-- Given task --
Omit the pictures and return every entry exactly as written.

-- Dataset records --

• • • •

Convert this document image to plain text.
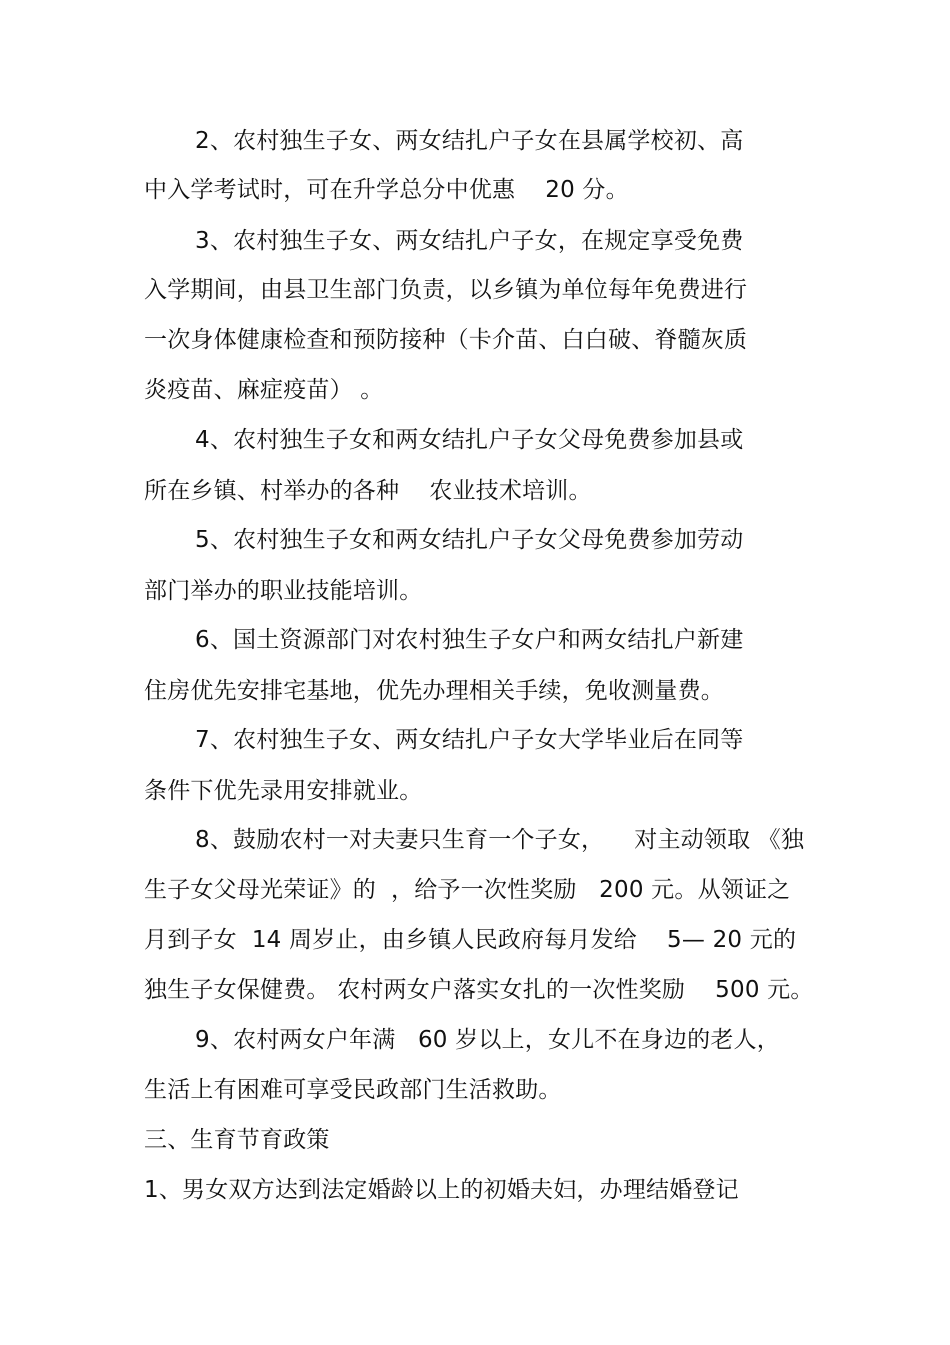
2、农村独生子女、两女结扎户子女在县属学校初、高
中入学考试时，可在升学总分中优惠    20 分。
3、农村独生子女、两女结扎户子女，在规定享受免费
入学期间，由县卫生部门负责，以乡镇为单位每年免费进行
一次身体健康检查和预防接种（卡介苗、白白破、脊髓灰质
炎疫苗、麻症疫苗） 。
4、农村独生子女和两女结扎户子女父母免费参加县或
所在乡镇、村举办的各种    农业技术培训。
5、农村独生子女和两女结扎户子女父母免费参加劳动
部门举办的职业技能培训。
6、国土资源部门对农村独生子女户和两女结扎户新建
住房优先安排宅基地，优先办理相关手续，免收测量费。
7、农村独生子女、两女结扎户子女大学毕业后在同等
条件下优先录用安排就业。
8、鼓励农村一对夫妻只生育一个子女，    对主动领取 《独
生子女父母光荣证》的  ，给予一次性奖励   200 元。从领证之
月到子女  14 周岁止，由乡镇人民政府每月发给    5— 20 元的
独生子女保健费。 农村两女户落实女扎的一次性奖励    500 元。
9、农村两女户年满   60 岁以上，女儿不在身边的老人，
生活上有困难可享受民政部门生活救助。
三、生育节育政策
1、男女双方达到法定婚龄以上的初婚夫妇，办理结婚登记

• • • •

-- Output for this exercise --
Convert this document image to plain text.
2、农村独生子女、两女结扎户子女在县属学校初、高
中入学考试时，可在升学总分中优惠    20 分。
3、农村独生子女、两女结扎户子女，在规定享受免费
入学期间，由县卫生部门负责，以乡镇为单位每年免费进行
一次身体健康检查和预防接种（卡介苗、白白破、脊髓灰质
炎疫苗、麻症疫苗） 。
4、农村独生子女和两女结扎户子女父母免费参加县或
所在乡镇、村举办的各种    农业技术培训。
5、农村独生子女和两女结扎户子女父母免费参加劳动
部门举办的职业技能培训。
6、国土资源部门对农村独生子女户和两女结扎户新建
住房优先安排宅基地，优先办理相关手续，免收测量费。
7、农村独生子女、两女结扎户子女大学毕业后在同等
条件下优先录用安排就业。
8、鼓励农村一对夫妻只生育一个子女，    对主动领取 《独
生子女父母光荣证》的  ，给予一次性奖励   200 元。从领证之
月到子女  14 周岁止，由乡镇人民政府每月发给    5— 20 元的
独生子女保健费。 农村两女户落实女扎的一次性奖励    500 元。
9、农村两女户年满   60 岁以上，女儿不在身边的老人，
生活上有困难可享受民政部门生活救助。
三、生育节育政策
1、男女双方达到法定婚龄以上的初婚夫妇，办理结婚登记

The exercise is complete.